## Given problem
Reproduce every entry exactly.
════════════════════
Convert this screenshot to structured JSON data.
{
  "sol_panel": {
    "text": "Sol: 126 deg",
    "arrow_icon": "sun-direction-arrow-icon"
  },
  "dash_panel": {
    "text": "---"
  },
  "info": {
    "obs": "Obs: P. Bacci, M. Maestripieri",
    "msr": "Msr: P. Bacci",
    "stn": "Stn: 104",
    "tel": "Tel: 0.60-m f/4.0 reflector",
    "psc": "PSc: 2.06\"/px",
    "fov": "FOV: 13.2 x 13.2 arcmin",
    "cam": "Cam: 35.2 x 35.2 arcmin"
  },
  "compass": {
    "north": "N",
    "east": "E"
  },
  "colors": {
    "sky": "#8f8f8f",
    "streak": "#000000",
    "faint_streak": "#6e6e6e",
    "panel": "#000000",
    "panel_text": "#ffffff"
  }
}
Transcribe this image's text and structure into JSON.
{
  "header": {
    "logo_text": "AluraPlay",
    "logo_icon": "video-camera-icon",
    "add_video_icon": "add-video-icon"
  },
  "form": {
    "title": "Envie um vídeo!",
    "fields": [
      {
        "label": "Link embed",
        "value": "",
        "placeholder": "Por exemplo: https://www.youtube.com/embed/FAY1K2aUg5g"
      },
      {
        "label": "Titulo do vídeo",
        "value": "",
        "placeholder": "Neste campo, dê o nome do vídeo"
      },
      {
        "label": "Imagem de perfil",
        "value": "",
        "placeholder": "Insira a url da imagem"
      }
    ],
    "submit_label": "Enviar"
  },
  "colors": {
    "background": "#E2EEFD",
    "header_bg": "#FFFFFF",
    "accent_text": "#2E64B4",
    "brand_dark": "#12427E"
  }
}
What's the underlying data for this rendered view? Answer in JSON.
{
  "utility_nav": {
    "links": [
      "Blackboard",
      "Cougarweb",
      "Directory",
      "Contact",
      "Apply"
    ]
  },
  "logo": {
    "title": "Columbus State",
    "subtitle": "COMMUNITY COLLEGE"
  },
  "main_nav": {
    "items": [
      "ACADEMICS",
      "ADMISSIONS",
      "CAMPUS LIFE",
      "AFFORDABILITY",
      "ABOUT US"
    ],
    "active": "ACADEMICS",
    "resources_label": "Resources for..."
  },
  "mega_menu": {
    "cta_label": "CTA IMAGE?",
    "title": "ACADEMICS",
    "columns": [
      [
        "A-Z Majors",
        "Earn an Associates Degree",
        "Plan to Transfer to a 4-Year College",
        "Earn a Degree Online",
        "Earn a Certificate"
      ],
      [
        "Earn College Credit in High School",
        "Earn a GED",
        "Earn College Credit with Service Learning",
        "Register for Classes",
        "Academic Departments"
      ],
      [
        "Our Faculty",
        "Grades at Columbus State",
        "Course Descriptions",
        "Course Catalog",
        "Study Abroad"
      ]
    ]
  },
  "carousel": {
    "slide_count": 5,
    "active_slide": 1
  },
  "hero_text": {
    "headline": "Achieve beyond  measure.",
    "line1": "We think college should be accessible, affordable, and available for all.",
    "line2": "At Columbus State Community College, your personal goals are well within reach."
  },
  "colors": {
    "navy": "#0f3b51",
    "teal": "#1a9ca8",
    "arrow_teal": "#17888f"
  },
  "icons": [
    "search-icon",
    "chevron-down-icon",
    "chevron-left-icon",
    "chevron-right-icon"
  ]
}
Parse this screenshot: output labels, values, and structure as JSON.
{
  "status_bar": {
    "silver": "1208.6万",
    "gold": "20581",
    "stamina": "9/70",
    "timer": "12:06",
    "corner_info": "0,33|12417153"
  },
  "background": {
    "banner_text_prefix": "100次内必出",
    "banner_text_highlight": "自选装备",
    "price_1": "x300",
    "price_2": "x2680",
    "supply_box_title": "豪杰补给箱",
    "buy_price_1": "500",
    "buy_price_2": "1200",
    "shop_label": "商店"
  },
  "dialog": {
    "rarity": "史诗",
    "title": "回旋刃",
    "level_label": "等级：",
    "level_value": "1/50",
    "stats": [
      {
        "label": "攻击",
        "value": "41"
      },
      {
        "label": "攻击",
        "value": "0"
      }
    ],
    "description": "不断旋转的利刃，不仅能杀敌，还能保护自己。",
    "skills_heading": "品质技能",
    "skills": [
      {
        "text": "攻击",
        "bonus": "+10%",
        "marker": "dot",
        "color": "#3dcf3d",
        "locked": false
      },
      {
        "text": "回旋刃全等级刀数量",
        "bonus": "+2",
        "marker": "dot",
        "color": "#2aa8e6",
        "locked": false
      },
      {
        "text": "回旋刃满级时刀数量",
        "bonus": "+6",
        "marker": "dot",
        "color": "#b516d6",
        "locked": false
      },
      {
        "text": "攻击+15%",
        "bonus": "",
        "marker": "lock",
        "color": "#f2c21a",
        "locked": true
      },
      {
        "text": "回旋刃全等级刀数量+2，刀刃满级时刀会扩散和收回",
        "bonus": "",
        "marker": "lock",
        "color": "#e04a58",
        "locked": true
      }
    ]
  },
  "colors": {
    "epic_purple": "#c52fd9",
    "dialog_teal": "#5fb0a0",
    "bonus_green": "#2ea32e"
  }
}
════════════════════
## Completed exercise
Convert this screenshot to structured JSON data.
{
  "sol_panel": {
    "text": "Sol: 126 deg",
    "arrow_icon": "sun-direction-arrow-icon"
  },
  "dash_panel": {
    "text": "---"
  },
  "info": {
    "obs": "Obs: P. Bacci, M. Maestripieri",
    "msr": "Msr: P. Bacci",
    "stn": "Stn: 104",
    "tel": "Tel: 0.60-m f/4.0 reflector",
    "psc": "PSc: 2.06\"/px",
    "fov": "FOV: 13.2 x 13.2 arcmin",
    "cam": "Cam: 35.2 x 35.2 arcmin"
  },
  "compass": {
    "north": "N",
    "east": "E"
  },
  "colors": {
    "sky": "#8f8f8f",
    "streak": "#000000",
    "faint_streak": "#6e6e6e",
    "panel": "#000000",
    "panel_text": "#ffffff"
  }
}
Transcribe this image's text and structure into JSON.
{
  "header": {
    "logo_text": "AluraPlay",
    "logo_icon": "video-camera-icon",
    "add_video_icon": "add-video-icon"
  },
  "form": {
    "title": "Envie um vídeo!",
    "fields": [
      {
        "label": "Link embed",
        "value": "",
        "placeholder": "Por exemplo: https://www.youtube.com/embed/FAY1K2aUg5g"
      },
      {
        "label": "Titulo do vídeo",
        "value": "",
        "placeholder": "Neste campo, dê o nome do vídeo"
      },
      {
        "label": "Imagem de perfil",
        "value": "",
        "placeholder": "Insira a url da imagem"
      }
    ],
    "submit_label": "Enviar"
  },
  "colors": {
    "background": "#E2EEFD",
    "header_bg": "#FFFFFF",
    "accent_text": "#2E64B4",
    "brand_dark": "#12427E"
  }
}
What's the underlying data for this rendered view? Answer in JSON.
{
  "utility_nav": {
    "links": [
      "Blackboard",
      "Cougarweb",
      "Directory",
      "Contact",
      "Apply"
    ]
  },
  "logo": {
    "title": "Columbus State",
    "subtitle": "COMMUNITY COLLEGE"
  },
  "main_nav": {
    "items": [
      "ACADEMICS",
      "ADMISSIONS",
      "CAMPUS LIFE",
      "AFFORDABILITY",
      "ABOUT US"
    ],
    "active": "ACADEMICS",
    "resources_label": "Resources for..."
  },
  "mega_menu": {
    "cta_label": "CTA IMAGE?",
    "title": "ACADEMICS",
    "columns": [
      [
        "A-Z Majors",
        "Earn an Associates Degree",
        "Plan to Transfer to a 4-Year College",
        "Earn a Degree Online",
        "Earn a Certificate"
      ],
      [
        "Earn College Credit in High School",
        "Earn a GED",
        "Earn College Credit with Service Learning",
        "Register for Classes",
        "Academic Departments"
      ],
      [
        "Our Faculty",
        "Grades at Columbus State",
        "Course Descriptions",
        "Course Catalog",
        "Study Abroad"
      ]
    ]
  },
  "carousel": {
    "slide_count": 5,
    "active_slide": 1
  },
  "hero_text": {
    "headline": "Achieve beyond  measure.",
    "line1": "We think college should be accessible, affordable, and available for all.",
    "line2": "At Columbus State Community College, your personal goals are well within reach."
  },
  "colors": {
    "navy": "#0f3b51",
    "teal": "#1a9ca8",
    "arrow_teal": "#17888f"
  },
  "icons": [
    "search-icon",
    "chevron-down-icon",
    "chevron-left-icon",
    "chevron-right-icon"
  ]
}
Parse this screenshot: output labels, values, and structure as JSON.
{
  "status_bar": {
    "silver": "1208.6万",
    "gold": "20581",
    "stamina": "9/70",
    "timer": "12:06",
    "corner_info": "0,33|12417153"
  },
  "background": {
    "banner_text_prefix": "100次内必出",
    "banner_text_highlight": "自选装备",
    "price_1": "x300",
    "price_2": "x2680",
    "supply_box_title": "豪杰补给箱",
    "buy_price_1": "500",
    "buy_price_2": "1200",
    "shop_label": "商店"
  },
  "dialog": {
    "rarity": "史诗",
    "title": "回旋刃",
    "level_label": "等级：",
    "level_value": "1/50",
    "stats": [
      {
        "label": "攻击",
        "value": "41"
      },
      {
        "label": "攻击",
        "value": "0"
      }
    ],
    "description": "不断旋转的利刃，不仅能杀敌，还能保护自己。",
    "skills_heading": "品质技能",
    "skills": [
      {
        "text": "攻击",
        "bonus": "+10%",
        "marker": "dot",
        "color": "#3dcf3d",
        "locked": false
      },
      {
        "text": "回旋刃全等级刀数量",
        "bonus": "+2",
        "marker": "dot",
        "color": "#2aa8e6",
        "locked": false
      },
      {
        "text": "回旋刃满级时刀数量",
        "bonus": "+6",
        "marker": "dot",
        "color": "#b516d6",
        "locked": false
      },
      {
        "text": "攻击+15%",
        "bonus": "",
        "marker": "lock",
        "color": "#f2c21a",
        "locked": true
      },
      {
        "text": "回旋刃全等级刀数量+2，刀刃满级时刀会扩散和收回",
        "bonus": "",
        "marker": "lock",
        "color": "#e04a58",
        "locked": true
      }
    ]
  },
  "colors": {
    "epic_purple": "#c52fd9",
    "dialog_teal": "#5fb0a0",
    "bonus_green": "#2ea32e"
  }
}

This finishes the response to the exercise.